* _TASK BRIEF_: Please transcribe the data that follows without the pictures, keeping every word the same.

* _RECORDS_:

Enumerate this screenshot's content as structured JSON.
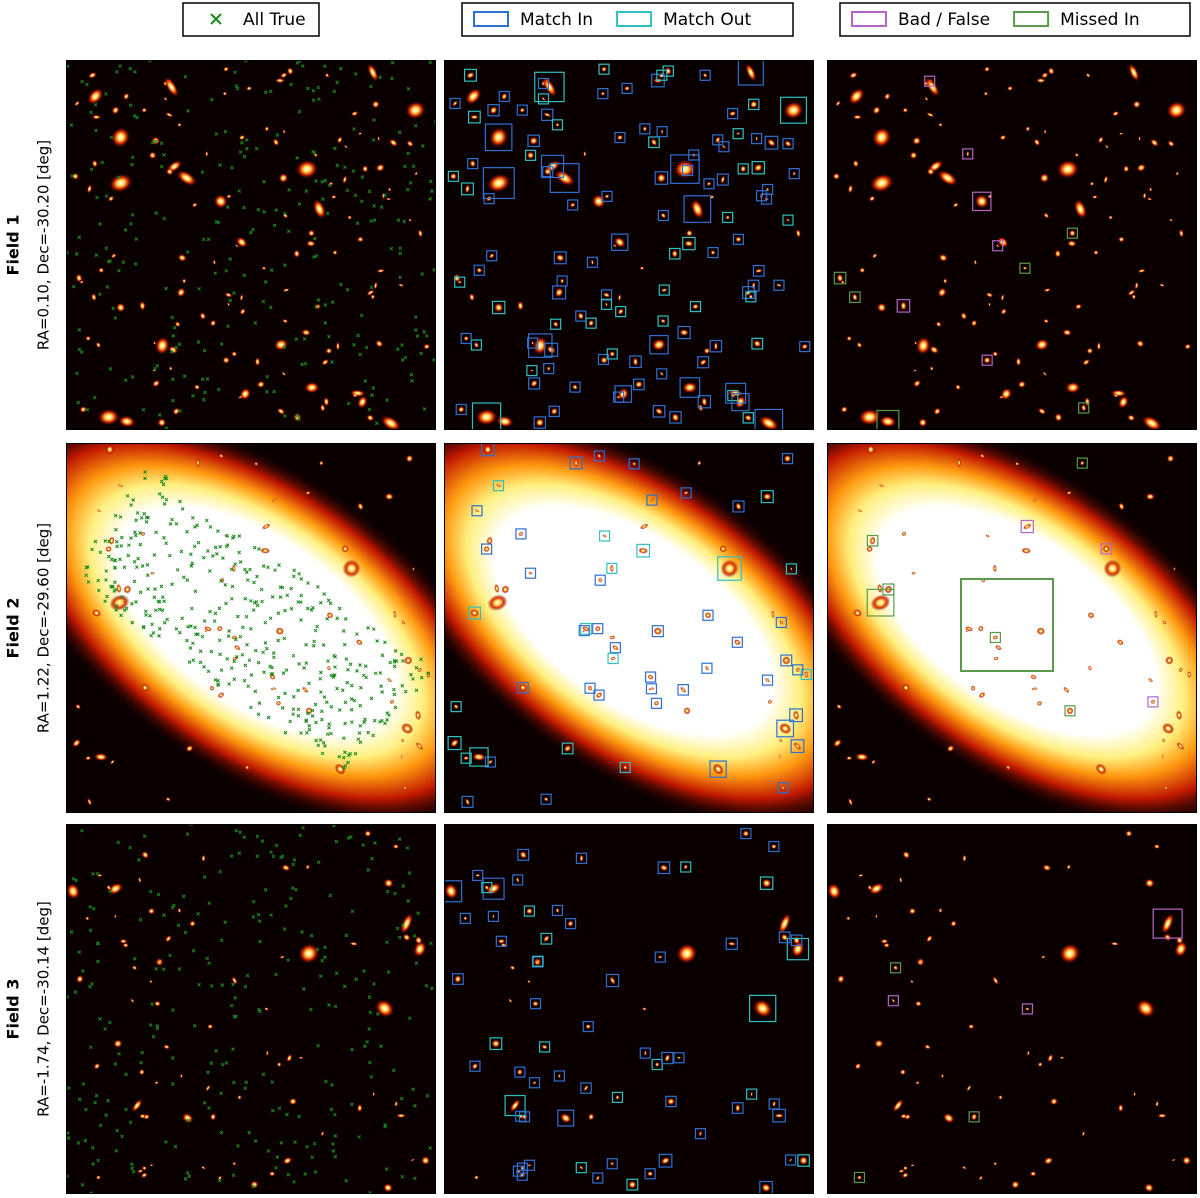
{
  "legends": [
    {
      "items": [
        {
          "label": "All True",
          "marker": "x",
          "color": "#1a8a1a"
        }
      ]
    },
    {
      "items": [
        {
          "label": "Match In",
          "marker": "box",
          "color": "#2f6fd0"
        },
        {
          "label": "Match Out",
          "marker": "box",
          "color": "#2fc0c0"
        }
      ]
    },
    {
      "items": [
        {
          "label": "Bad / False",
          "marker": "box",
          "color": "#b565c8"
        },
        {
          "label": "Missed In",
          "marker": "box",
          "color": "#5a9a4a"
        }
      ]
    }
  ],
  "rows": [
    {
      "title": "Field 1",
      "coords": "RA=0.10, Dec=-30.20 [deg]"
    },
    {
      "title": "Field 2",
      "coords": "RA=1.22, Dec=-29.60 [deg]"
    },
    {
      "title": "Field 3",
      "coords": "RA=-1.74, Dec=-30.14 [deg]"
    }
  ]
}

* _FINISHED TASK_:
Enumerate this screenshot's content as structured JSON.
{
  "legends": [
    {
      "items": [
        {
          "label": "All True",
          "marker": "x",
          "color": "#1a8a1a"
        }
      ]
    },
    {
      "items": [
        {
          "label": "Match In",
          "marker": "box",
          "color": "#2f6fd0"
        },
        {
          "label": "Match Out",
          "marker": "box",
          "color": "#2fc0c0"
        }
      ]
    },
    {
      "items": [
        {
          "label": "Bad / False",
          "marker": "box",
          "color": "#b565c8"
        },
        {
          "label": "Missed In",
          "marker": "box",
          "color": "#5a9a4a"
        }
      ]
    }
  ],
  "rows": [
    {
      "title": "Field 1",
      "coords": "RA=0.10, Dec=-30.20 [deg]"
    },
    {
      "title": "Field 2",
      "coords": "RA=1.22, Dec=-29.60 [deg]"
    },
    {
      "title": "Field 3",
      "coords": "RA=-1.74, Dec=-30.14 [deg]"
    }
  ]
}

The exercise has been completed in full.